- [What you have to do]: Extract each line where the string "申请标准索赔" shows up.

- [Data for processing]:

+++++

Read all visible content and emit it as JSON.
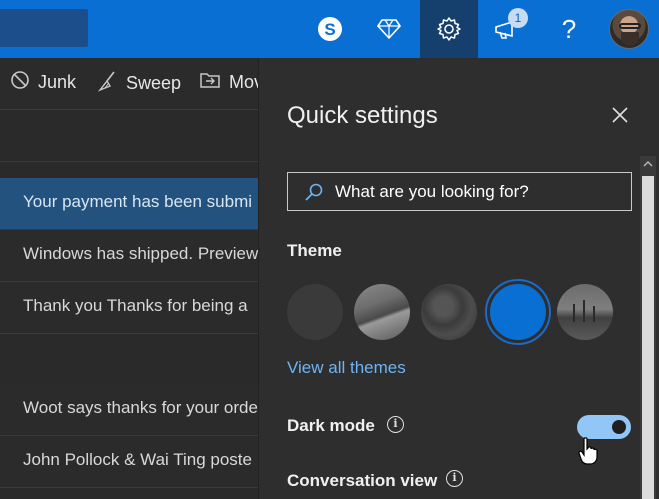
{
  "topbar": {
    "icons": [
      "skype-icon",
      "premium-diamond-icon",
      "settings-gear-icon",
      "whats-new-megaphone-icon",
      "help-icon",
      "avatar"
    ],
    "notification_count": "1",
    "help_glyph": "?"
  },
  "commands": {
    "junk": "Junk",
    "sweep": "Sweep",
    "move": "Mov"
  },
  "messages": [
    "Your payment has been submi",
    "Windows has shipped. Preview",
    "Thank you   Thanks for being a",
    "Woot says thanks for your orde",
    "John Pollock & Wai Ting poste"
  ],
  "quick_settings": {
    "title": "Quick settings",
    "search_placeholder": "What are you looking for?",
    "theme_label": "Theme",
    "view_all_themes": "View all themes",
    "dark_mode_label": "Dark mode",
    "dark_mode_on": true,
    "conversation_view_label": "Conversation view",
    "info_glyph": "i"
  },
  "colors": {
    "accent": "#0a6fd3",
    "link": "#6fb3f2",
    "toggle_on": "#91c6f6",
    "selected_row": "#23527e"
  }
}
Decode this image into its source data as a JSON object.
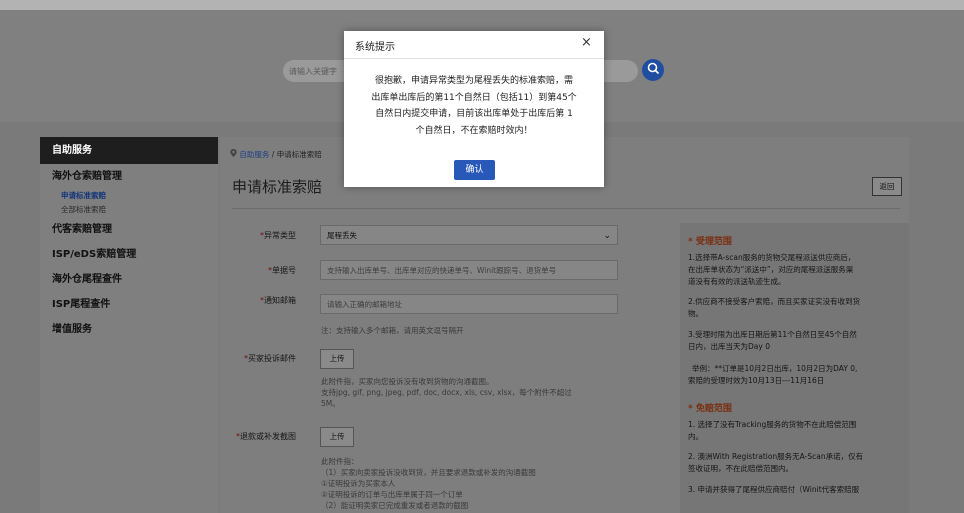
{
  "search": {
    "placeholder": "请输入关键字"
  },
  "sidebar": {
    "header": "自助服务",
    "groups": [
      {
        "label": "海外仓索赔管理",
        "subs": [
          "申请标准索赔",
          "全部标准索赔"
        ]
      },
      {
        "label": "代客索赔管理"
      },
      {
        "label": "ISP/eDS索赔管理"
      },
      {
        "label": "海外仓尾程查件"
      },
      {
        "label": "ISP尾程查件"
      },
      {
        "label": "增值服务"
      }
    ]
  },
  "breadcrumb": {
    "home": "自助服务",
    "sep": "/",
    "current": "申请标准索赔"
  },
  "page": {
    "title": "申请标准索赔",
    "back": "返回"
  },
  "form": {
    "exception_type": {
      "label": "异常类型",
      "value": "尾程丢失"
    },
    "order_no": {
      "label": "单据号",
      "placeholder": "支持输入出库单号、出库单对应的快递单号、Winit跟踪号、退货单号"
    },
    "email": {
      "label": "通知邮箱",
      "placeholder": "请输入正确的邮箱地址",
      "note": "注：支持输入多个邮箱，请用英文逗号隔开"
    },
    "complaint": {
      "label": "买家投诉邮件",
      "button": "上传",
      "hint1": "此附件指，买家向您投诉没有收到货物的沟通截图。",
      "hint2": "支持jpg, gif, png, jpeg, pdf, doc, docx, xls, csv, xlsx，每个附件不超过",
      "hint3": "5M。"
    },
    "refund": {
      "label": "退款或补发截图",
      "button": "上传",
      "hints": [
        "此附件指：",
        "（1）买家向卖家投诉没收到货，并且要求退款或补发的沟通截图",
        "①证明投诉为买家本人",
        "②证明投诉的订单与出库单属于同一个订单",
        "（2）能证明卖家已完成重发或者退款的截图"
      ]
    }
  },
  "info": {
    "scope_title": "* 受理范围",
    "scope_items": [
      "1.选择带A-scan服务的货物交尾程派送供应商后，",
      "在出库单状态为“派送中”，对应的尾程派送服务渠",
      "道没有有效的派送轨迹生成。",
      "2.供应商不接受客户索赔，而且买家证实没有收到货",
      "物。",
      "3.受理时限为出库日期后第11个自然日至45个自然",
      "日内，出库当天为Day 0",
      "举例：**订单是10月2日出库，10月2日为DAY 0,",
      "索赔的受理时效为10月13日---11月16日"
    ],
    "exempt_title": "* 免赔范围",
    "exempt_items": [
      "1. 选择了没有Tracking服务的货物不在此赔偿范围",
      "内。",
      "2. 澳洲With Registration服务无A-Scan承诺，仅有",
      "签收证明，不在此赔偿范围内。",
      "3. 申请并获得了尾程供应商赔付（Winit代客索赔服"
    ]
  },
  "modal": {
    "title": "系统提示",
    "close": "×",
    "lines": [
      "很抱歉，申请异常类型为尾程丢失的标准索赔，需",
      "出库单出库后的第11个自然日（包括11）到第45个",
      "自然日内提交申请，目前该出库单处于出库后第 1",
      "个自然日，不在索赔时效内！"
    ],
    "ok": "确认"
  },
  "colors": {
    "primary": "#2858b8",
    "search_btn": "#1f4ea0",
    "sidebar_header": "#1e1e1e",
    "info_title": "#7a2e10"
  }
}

+++++

- [Written solution]:
          "申请标准索赔",
    "current": "申请标准索赔"
    "title": "申请标准索赔",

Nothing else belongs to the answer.